_ИСХОДНЫЙ ТЕКСТ_
● ● ● ● ● ● ●

Доносчики в истории России и СССР — страница 11 из 82

Борух Лейбов также все отрицал, признав лишь то, что вел с Возницыным разговоры о Боге и сличал с ним тексты Библии и Торы. На вопрос, не совращал ли он Возницына в иудейство, Лейбов ответил: «Того не было. В наш Закон его никто не принял бы — у нас строго запрещено в иудейскую веру переманивать. И как господин Возницын мог перейти в нашу веру, не зная всех наших установлений. А их 613. Но кабы и выучил он все установления, все едино — ни в Польше, ни в Литве принять в наш Закон никого не могут, а только в Амстердаме. Так установлено от наших статутов». Дело было передано в Сенат, а затем в Юстиц-коллегию, которая постановила «произвести указанные розыски, для того, не покажется ли оный Борух и с ним кого из сообщников в превращении еще и других кого из благочестивой, греческого исповедания веры в жидовский закон». Лейбова решили также подвергнуть пытке, однако государыня неожиданно распорядилась: хотя Борух Лейбов по силе совершенных им преступлений и подлежит допросу с пристрастием, чинить того не надобно. Ибо в противном случае из его «переменных речей» могут произойти нежелательные для интересов государства последствия. Историки, называя такое решение удивительным, высказывают версию, что его инициатором был фаворит императрицы герцог Курляндский Эрнст Иоганн Бирон, который якобы находился под влиянием своего любимца Леви Липмана. Было известно, что Липмана и Лейбова связывали самые тесные отношения, в том числе и предпринимательские. И Бирон будто бы убоялся того, что поднятый на дыбу Борух Лейбов наболтает что-то лишнее об их с Липманом финансовых делах, и потому-то и замолвил о нем слово. Однако обратившийся за помощью к Бирону Липман мог руководствоваться также и чувством сострадания к попавшему в беду соплеменнику.

Несмотря на обнадеживающую поддержку, судьба Лейбова была предрешена. В том же Соборном уложении нашлась статья и для него: «А будет кого басурман какими-нибудь мерами или насильством или обманом русского человека к своей басурманской вере принудит, и по своей басурманской вере обрежет, а сыщется про то допряма, и того басурмана по сыску казнить, сжечь огнем безо всякого милосердия».

● ● ● ● ● ● ●

_ИСХОДНЫЕ ДАННЫЕ_
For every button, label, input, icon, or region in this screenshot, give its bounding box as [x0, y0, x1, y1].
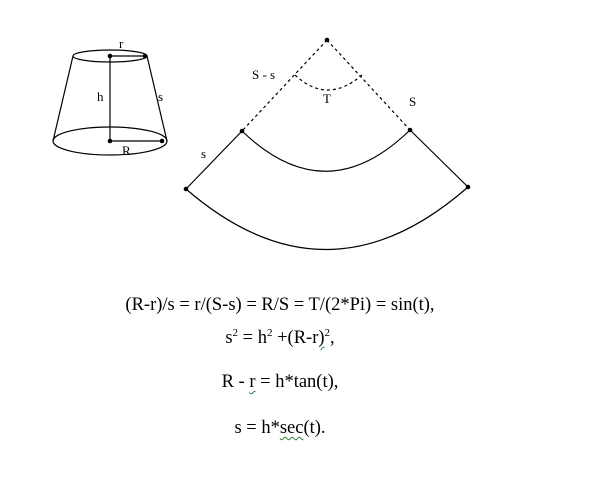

● ● ● ● ● ● ●

_ЗАДАНИЯ_
A: Где, по словам Боруха Лейбова в тексте о деле Возницына, только и могут принять человека в иудейский Закон?
B: Подхватите текст о деле Возницына и Лейбова и продолжите его сразу после последнего приведенного предложения.

_ОТВЕТЫ К ЗАДАНИЯМ_
A: Только в Амстердаме.

B:
В решении Юстиц-коллегии о казни Лейбова просматривается явная несообразность. Признав, что Возницын «отпал» от православной веры и признал жидовский закон «самовольно», то есть без всякого принуждения к тому насилием или обманом, Юстиц-коллегия тем не менее постановила подвергнуть Боруха казни, т.е., по существу, признала его виновным в принуждении Возницына к жидовской вере. Искать логику в действиях замшелых ортодоксов бессмысленно. На самом же деле «вина» Лейбова состояла лишь в том, что он, видя твердое желание Возницына принять еврейство, не отказал ему в просьбе и помог совершить гиюр (процесс перехода в иудаизм).

Монаршая резолюция гласила: «Дабы далее сие богопротивное дело не продолжилось, и такие, богохульник Возницын и превратитель в Жидовство жид Борох других прельщать не дерзали: того ради за такие их богопротивные вины, без дальнего продолжения, по силе Государственных прав, обоих казнить смертью и сжечь, чтоб другие смотря на то невежды и богопротивники, от Христианского закона отступать не могли и в свои законы превращать не дерзали»{40}.

В июле 1738 года на фасадах домов и фонарных столбах Санкт-Петербурга можно было увидеть объявление: «Сего июля 15 дня, то есть в субботу, по указу Ея Императорского Величества имеет быть учинена над некоторым противу истинного Христианского закона преступником и превратителем, экзекуция на Адмиралтейском острову, близ нового гостиного двора. Того ради публикуется сим, чтоб всякого чина люди, для смотрения той экзекуции сходились к тому месту означенного числа по утру с 8 часа». Так были сожжены заживо «преступник» — отрекшийся от православия отставной капитан-поручик Александр Артемьевич Возницын и «превратитель» — еврей-откупщик Борух Лейбов, якобы обративший его в иудаизм.

От их мученической смерти выиграла лишь вдова Елена Возницына, которая «в награждение за правый донос» на мужа получила часть оставшегося после него имущества, а также «100 душ с землями и с прочими принадлежностями».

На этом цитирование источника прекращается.